Provide an exact reproduction of every entry.

* [Dataset excerpts]:

• • • •

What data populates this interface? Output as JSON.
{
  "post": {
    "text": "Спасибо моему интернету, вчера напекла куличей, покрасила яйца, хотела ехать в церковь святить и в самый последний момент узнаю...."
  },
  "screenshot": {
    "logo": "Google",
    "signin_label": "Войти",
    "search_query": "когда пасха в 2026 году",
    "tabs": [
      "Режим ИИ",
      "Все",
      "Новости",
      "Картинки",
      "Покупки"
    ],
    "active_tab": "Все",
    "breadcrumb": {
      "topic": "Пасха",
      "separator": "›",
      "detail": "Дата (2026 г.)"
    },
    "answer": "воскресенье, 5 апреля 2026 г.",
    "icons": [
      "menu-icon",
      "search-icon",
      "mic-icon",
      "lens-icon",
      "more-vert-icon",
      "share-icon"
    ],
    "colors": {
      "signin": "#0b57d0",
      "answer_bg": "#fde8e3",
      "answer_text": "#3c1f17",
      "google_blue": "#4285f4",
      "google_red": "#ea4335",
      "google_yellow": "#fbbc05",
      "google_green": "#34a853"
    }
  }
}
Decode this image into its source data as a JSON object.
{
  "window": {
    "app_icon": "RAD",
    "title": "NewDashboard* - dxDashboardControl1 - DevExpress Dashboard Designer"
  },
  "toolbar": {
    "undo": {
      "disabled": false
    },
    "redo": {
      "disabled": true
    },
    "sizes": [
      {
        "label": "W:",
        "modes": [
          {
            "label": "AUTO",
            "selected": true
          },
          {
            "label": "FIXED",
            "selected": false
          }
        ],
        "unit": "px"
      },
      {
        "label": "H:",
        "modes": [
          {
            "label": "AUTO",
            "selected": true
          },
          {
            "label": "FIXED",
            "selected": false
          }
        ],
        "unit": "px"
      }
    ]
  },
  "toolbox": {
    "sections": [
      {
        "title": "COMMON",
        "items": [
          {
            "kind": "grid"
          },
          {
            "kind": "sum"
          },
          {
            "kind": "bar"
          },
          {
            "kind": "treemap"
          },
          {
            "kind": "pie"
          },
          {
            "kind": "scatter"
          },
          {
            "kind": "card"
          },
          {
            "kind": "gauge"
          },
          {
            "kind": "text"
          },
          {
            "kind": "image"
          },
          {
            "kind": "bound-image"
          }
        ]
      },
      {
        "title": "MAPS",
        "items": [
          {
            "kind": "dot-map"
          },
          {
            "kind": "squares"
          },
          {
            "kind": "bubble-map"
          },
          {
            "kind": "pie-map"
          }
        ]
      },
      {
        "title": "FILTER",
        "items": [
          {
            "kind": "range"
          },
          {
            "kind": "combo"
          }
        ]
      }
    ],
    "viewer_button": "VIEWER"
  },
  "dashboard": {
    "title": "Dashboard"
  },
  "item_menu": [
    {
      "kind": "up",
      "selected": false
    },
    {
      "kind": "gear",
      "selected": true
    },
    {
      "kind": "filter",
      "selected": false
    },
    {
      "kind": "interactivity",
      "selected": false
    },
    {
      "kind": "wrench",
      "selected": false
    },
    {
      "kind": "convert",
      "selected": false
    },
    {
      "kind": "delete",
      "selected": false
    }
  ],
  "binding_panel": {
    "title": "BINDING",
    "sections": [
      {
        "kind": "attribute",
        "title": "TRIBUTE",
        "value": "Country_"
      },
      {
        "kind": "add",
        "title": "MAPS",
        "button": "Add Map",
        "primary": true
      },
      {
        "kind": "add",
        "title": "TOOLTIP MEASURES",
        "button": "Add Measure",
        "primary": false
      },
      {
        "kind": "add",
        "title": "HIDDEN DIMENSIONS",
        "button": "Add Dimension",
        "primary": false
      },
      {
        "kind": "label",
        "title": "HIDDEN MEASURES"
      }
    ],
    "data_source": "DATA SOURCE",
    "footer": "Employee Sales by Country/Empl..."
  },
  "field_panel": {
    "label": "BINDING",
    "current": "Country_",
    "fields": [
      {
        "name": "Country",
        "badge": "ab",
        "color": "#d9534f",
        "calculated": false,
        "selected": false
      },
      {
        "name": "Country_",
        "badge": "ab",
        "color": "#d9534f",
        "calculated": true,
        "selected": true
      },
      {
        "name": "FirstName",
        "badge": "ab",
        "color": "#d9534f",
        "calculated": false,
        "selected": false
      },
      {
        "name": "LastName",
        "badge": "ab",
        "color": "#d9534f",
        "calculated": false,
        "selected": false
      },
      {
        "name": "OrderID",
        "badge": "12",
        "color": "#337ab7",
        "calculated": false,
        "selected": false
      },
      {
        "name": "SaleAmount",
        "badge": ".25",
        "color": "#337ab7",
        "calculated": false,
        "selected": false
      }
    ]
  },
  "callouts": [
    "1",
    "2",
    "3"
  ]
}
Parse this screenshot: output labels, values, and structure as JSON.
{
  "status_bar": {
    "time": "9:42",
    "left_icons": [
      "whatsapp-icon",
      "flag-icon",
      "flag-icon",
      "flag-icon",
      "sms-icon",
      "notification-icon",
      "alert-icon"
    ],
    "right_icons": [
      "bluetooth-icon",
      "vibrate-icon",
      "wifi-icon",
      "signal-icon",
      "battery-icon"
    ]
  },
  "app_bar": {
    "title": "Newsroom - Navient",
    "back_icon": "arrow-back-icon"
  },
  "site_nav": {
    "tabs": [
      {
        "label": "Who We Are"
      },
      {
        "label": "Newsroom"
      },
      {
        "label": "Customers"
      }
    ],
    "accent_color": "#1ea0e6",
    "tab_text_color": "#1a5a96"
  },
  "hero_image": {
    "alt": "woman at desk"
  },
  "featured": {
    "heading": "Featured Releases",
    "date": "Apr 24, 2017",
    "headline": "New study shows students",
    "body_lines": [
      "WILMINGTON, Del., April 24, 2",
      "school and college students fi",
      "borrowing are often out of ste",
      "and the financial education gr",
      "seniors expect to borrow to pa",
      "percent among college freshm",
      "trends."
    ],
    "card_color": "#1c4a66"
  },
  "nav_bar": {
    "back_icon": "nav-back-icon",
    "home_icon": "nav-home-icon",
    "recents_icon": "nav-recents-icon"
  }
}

• • • •

* [THE ANSWER]:
What data populates this interface? Output as JSON.
{
  "post": {
    "text": "Спасибо моему интернету, вчера напекла куличей, покрасила яйца, хотела ехать в церковь святить и в самый последний момент узнаю...."
  },
  "screenshot": {
    "logo": "Google",
    "signin_label": "Войти",
    "search_query": "когда пасха в 2026 году",
    "tabs": [
      "Режим ИИ",
      "Все",
      "Новости",
      "Картинки",
      "Покупки"
    ],
    "active_tab": "Все",
    "breadcrumb": {
      "topic": "Пасха",
      "separator": "›",
      "detail": "Дата (2026 г.)"
    },
    "answer": "воскресенье, 5 апреля 2026 г.",
    "icons": [
      "menu-icon",
      "search-icon",
      "mic-icon",
      "lens-icon",
      "more-vert-icon",
      "share-icon"
    ],
    "colors": {
      "signin": "#0b57d0",
      "answer_bg": "#fde8e3",
      "answer_text": "#3c1f17",
      "google_blue": "#4285f4",
      "google_red": "#ea4335",
      "google_yellow": "#fbbc05",
      "google_green": "#34a853"
    }
  }
}
Decode this image into its source data as a JSON object.
{
  "window": {
    "app_icon": "RAD",
    "title": "NewDashboard* - dxDashboardControl1 - DevExpress Dashboard Designer"
  },
  "toolbar": {
    "undo": {
      "disabled": false
    },
    "redo": {
      "disabled": true
    },
    "sizes": [
      {
        "label": "W:",
        "modes": [
          {
            "label": "AUTO",
            "selected": true
          },
          {
            "label": "FIXED",
            "selected": false
          }
        ],
        "unit": "px"
      },
      {
        "label": "H:",
        "modes": [
          {
            "label": "AUTO",
            "selected": true
          },
          {
            "label": "FIXED",
            "selected": false
          }
        ],
        "unit": "px"
      }
    ]
  },
  "toolbox": {
    "sections": [
      {
        "title": "COMMON",
        "items": [
          {
            "kind": "grid"
          },
          {
            "kind": "sum"
          },
          {
            "kind": "bar"
          },
          {
            "kind": "treemap"
          },
          {
            "kind": "pie"
          },
          {
            "kind": "scatter"
          },
          {
            "kind": "card"
          },
          {
            "kind": "gauge"
          },
          {
            "kind": "text"
          },
          {
            "kind": "image"
          },
          {
            "kind": "bound-image"
          }
        ]
      },
      {
        "title": "MAPS",
        "items": [
          {
            "kind": "dot-map"
          },
          {
            "kind": "squares"
          },
          {
            "kind": "bubble-map"
          },
          {
            "kind": "pie-map"
          }
        ]
      },
      {
        "title": "FILTER",
        "items": [
          {
            "kind": "range"
          },
          {
            "kind": "combo"
          }
        ]
      }
    ],
    "viewer_button": "VIEWER"
  },
  "dashboard": {
    "title": "Dashboard"
  },
  "item_menu": [
    {
      "kind": "up",
      "selected": false
    },
    {
      "kind": "gear",
      "selected": true
    },
    {
      "kind": "filter",
      "selected": false
    },
    {
      "kind": "interactivity",
      "selected": false
    },
    {
      "kind": "wrench",
      "selected": false
    },
    {
      "kind": "convert",
      "selected": false
    },
    {
      "kind": "delete",
      "selected": false
    }
  ],
  "binding_panel": {
    "title": "BINDING",
    "sections": [
      {
        "kind": "attribute",
        "title": "TRIBUTE",
        "value": "Country_"
      },
      {
        "kind": "add",
        "title": "MAPS",
        "button": "Add Map",
        "primary": true
      },
      {
        "kind": "add",
        "title": "TOOLTIP MEASURES",
        "button": "Add Measure",
        "primary": false
      },
      {
        "kind": "add",
        "title": "HIDDEN DIMENSIONS",
        "button": "Add Dimension",
        "primary": false
      },
      {
        "kind": "label",
        "title": "HIDDEN MEASURES"
      }
    ],
    "data_source": "DATA SOURCE",
    "footer": "Employee Sales by Country/Empl..."
  },
  "field_panel": {
    "label": "BINDING",
    "current": "Country_",
    "fields": [
      {
        "name": "Country",
        "badge": "ab",
        "color": "#d9534f",
        "calculated": false,
        "selected": false
      },
      {
        "name": "Country_",
        "badge": "ab",
        "color": "#d9534f",
        "calculated": true,
        "selected": true
      },
      {
        "name": "FirstName",
        "badge": "ab",
        "color": "#d9534f",
        "calculated": false,
        "selected": false
      },
      {
        "name": "LastName",
        "badge": "ab",
        "color": "#d9534f",
        "calculated": false,
        "selected": false
      },
      {
        "name": "OrderID",
        "badge": "12",
        "color": "#337ab7",
        "calculated": false,
        "selected": false
      },
      {
        "name": "SaleAmount",
        "badge": ".25",
        "color": "#337ab7",
        "calculated": false,
        "selected": false
      }
    ]
  },
  "callouts": [
    "1",
    "2",
    "3"
  ]
}
Parse this screenshot: output labels, values, and structure as JSON.
{
  "status_bar": {
    "time": "9:42",
    "left_icons": [
      "whatsapp-icon",
      "flag-icon",
      "flag-icon",
      "flag-icon",
      "sms-icon",
      "notification-icon",
      "alert-icon"
    ],
    "right_icons": [
      "bluetooth-icon",
      "vibrate-icon",
      "wifi-icon",
      "signal-icon",
      "battery-icon"
    ]
  },
  "app_bar": {
    "title": "Newsroom - Navient",
    "back_icon": "arrow-back-icon"
  },
  "site_nav": {
    "tabs": [
      {
        "label": "Who We Are"
      },
      {
        "label": "Newsroom"
      },
      {
        "label": "Customers"
      }
    ],
    "accent_color": "#1ea0e6",
    "tab_text_color": "#1a5a96"
  },
  "hero_image": {
    "alt": "woman at desk"
  },
  "featured": {
    "heading": "Featured Releases",
    "date": "Apr 24, 2017",
    "headline": "New study shows students",
    "body_lines": [
      "WILMINGTON, Del., April 24, 2",
      "school and college students fi",
      "borrowing are often out of ste",
      "and the financial education gr",
      "seniors expect to borrow to pa",
      "percent among college freshm",
      "trends."
    ],
    "card_color": "#1c4a66"
  },
  "nav_bar": {
    "back_icon": "nav-back-icon",
    "home_icon": "nav-home-icon",
    "recents_icon": "nav-recents-icon"
  }
}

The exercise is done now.